Data for this task:
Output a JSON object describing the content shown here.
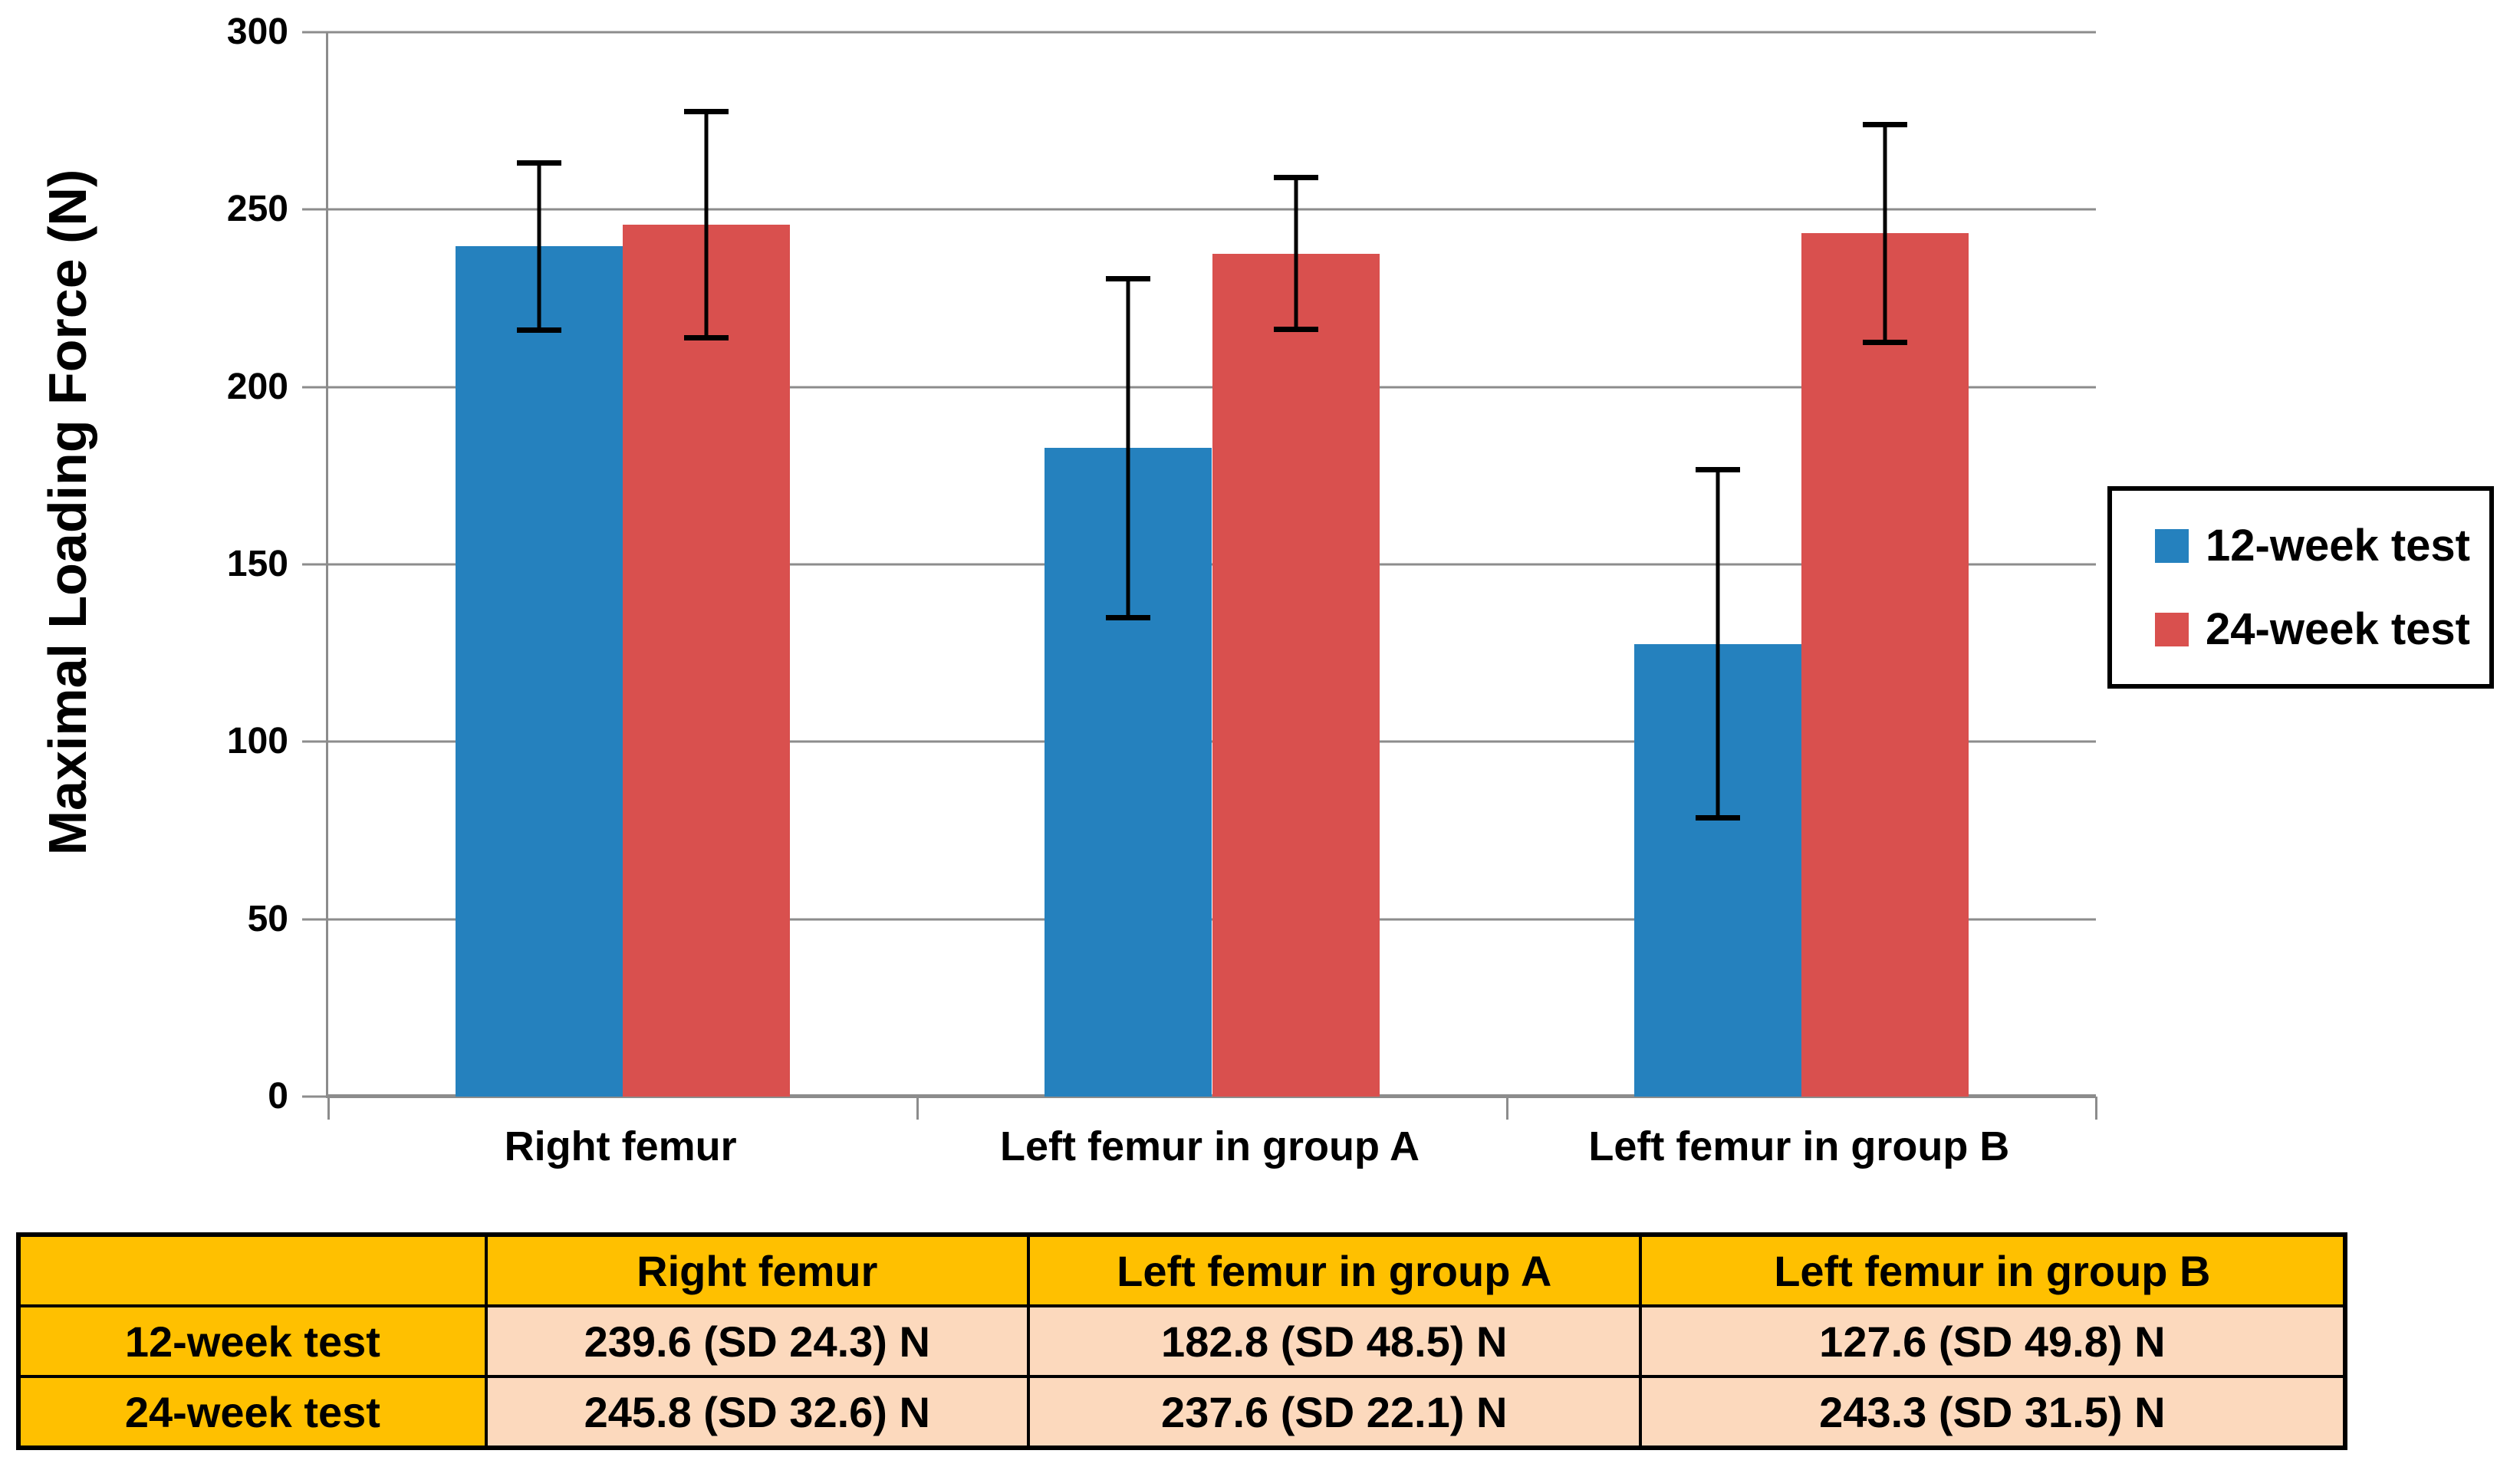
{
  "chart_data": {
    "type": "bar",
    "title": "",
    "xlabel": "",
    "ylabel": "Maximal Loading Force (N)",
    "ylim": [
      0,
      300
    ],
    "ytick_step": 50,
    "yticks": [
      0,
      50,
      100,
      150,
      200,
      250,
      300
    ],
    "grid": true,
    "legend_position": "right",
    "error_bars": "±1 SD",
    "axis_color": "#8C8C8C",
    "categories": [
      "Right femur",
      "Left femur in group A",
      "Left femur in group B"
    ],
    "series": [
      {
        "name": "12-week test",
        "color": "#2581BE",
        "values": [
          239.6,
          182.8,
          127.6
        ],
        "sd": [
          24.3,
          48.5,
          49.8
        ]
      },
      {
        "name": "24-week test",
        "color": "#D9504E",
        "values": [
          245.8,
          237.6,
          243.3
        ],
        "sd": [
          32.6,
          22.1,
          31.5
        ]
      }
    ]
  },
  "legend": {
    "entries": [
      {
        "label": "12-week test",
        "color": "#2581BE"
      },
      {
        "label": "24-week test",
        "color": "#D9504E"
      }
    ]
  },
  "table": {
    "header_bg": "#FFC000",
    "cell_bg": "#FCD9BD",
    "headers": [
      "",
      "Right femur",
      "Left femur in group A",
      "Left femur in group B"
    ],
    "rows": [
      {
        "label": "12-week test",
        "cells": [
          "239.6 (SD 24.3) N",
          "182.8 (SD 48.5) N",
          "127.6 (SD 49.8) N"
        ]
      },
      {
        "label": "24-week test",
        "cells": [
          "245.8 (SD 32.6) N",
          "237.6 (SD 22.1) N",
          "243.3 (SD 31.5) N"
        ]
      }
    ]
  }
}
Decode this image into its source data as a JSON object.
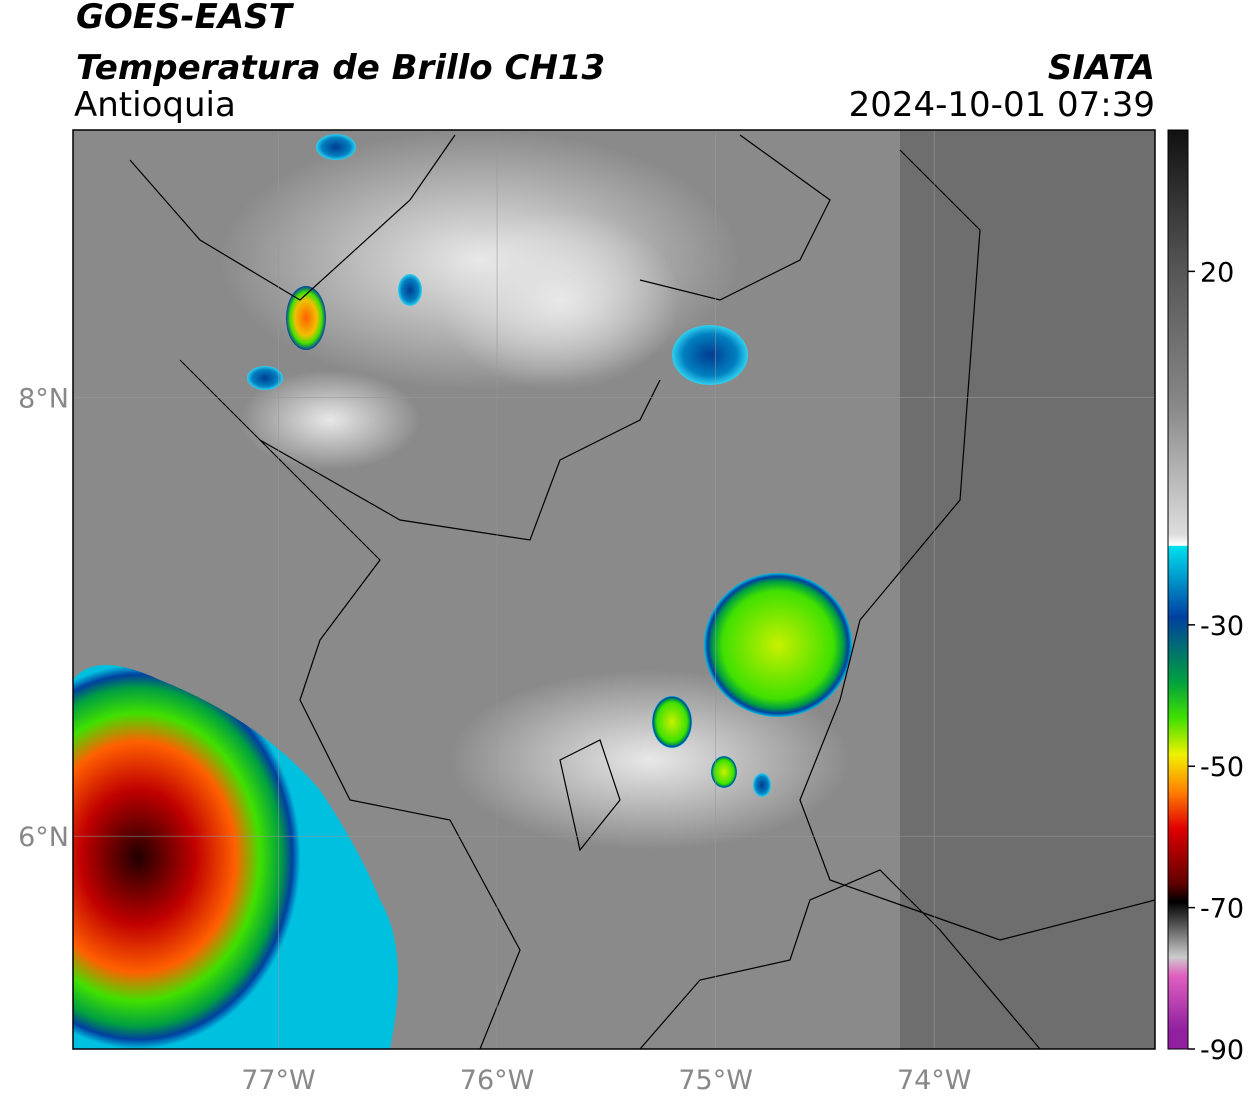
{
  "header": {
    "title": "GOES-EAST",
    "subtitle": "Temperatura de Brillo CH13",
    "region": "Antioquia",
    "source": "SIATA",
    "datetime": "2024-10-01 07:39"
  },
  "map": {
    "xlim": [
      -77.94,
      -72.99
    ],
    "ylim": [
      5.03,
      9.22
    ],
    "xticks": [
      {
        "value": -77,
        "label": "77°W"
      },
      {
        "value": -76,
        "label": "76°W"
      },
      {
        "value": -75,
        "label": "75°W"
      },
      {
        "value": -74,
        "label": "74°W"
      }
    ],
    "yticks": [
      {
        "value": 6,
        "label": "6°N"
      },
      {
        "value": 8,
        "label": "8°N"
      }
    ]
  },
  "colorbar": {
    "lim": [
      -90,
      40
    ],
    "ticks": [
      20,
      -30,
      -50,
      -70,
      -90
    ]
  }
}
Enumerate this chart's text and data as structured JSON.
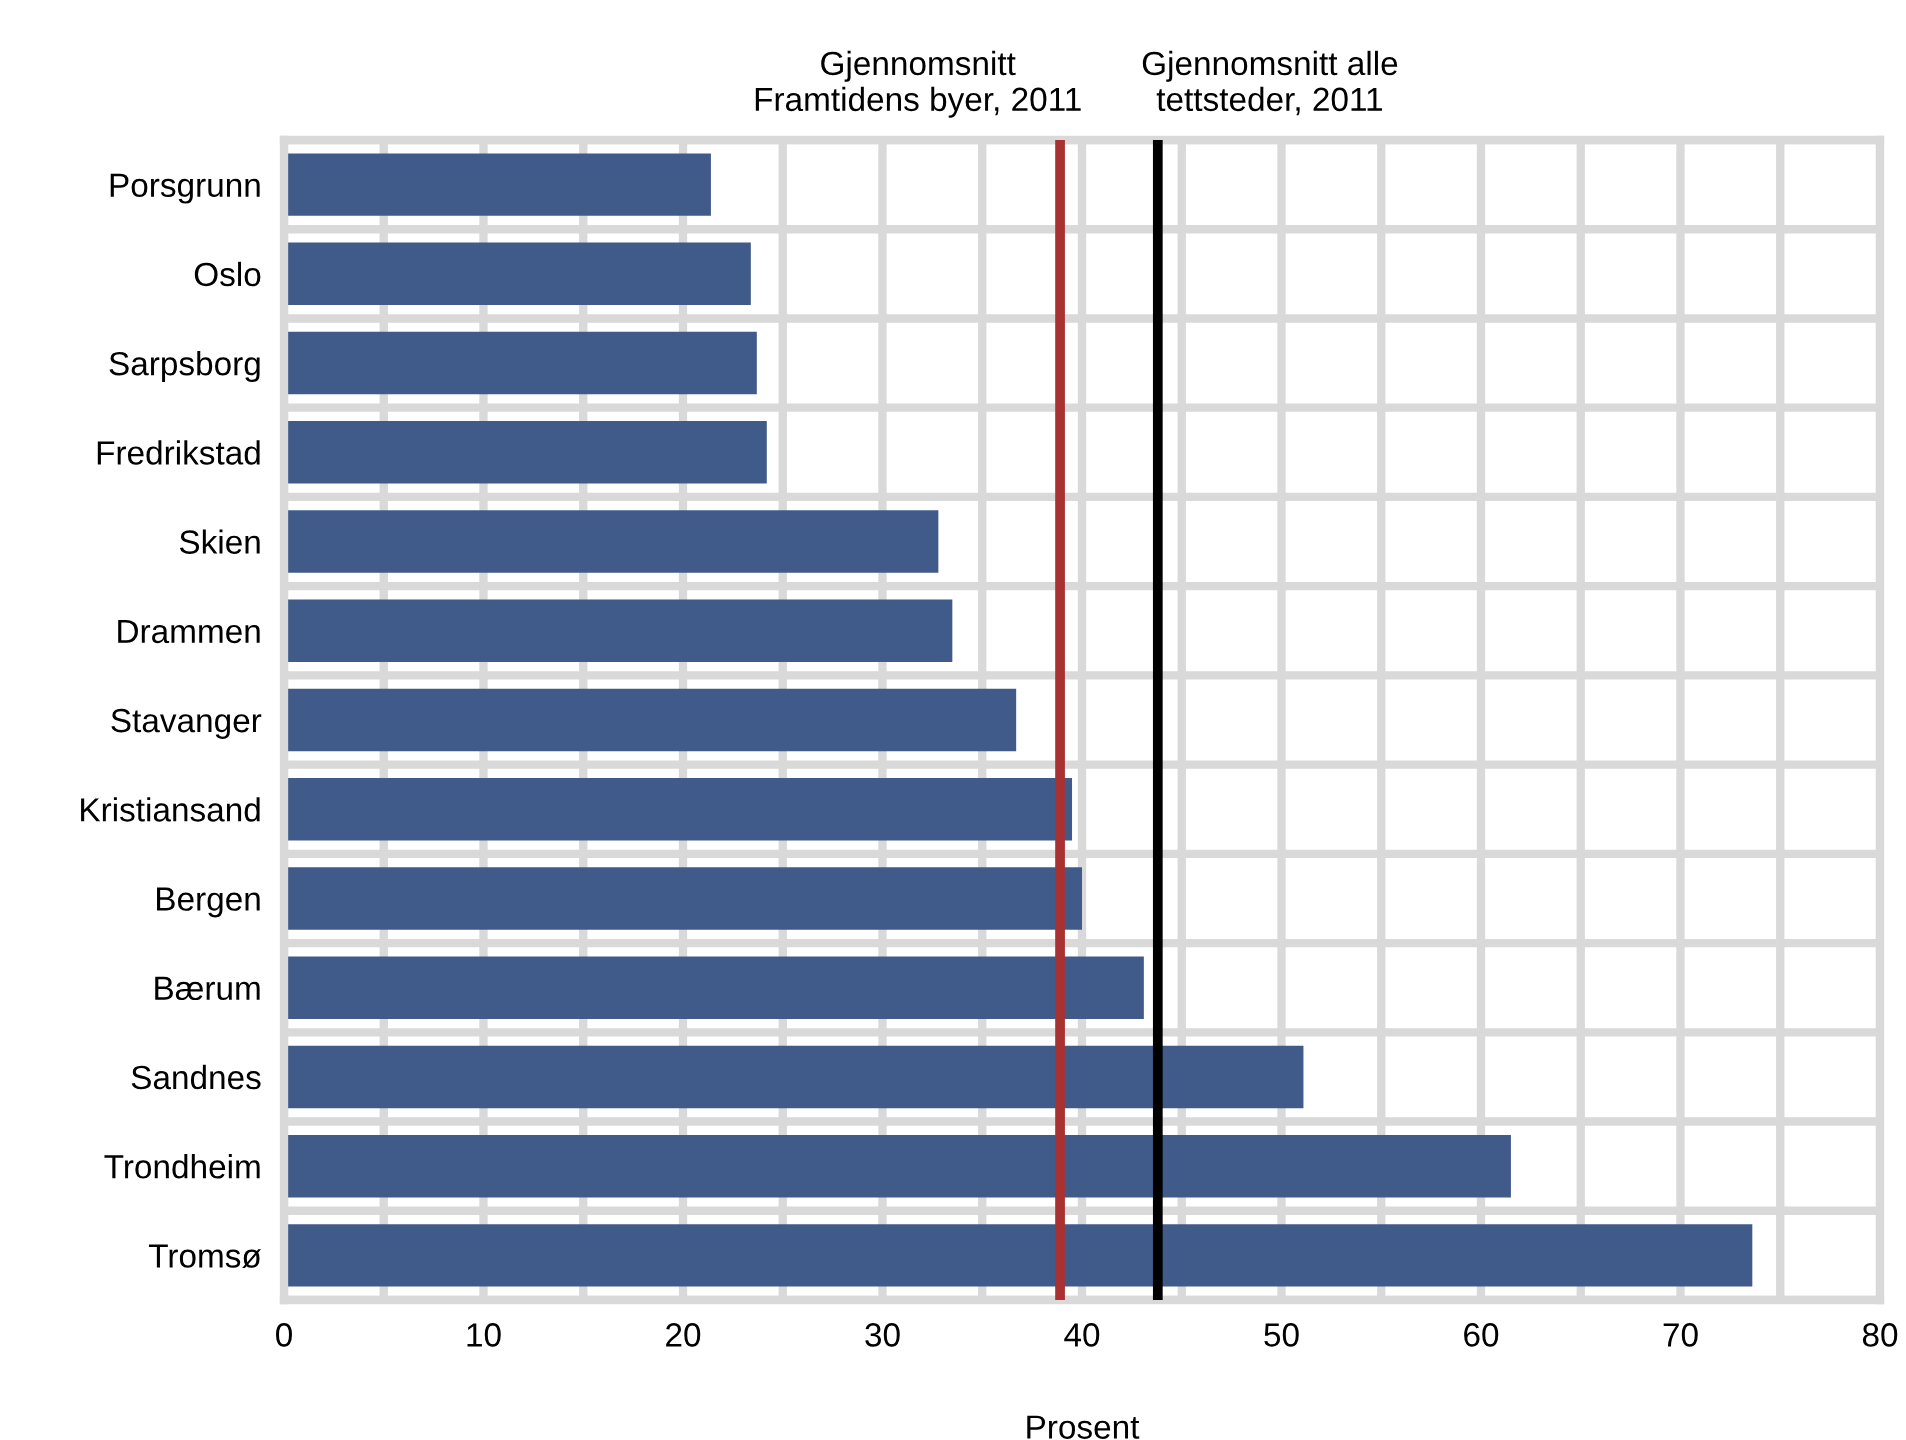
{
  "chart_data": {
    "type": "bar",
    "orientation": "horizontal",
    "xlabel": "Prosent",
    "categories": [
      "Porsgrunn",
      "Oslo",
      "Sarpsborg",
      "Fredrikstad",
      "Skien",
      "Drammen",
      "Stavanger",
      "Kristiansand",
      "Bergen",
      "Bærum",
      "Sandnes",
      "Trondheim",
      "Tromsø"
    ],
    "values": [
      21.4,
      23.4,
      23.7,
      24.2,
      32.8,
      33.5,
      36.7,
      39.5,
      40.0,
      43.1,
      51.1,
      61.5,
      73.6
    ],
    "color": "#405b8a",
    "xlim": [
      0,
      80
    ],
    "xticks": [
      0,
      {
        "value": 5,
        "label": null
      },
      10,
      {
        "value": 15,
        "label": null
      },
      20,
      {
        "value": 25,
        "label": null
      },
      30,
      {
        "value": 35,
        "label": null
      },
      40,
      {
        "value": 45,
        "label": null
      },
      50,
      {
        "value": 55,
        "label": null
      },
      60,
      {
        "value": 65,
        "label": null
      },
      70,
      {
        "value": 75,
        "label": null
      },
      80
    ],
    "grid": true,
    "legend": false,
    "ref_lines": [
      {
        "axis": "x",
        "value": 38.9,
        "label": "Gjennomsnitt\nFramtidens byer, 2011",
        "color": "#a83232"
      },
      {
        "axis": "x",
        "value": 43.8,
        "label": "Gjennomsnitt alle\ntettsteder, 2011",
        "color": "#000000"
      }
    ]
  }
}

Exercise: The word "object" may turn up on some lines of these records; say how many, with no other words.

Reply to the task: 2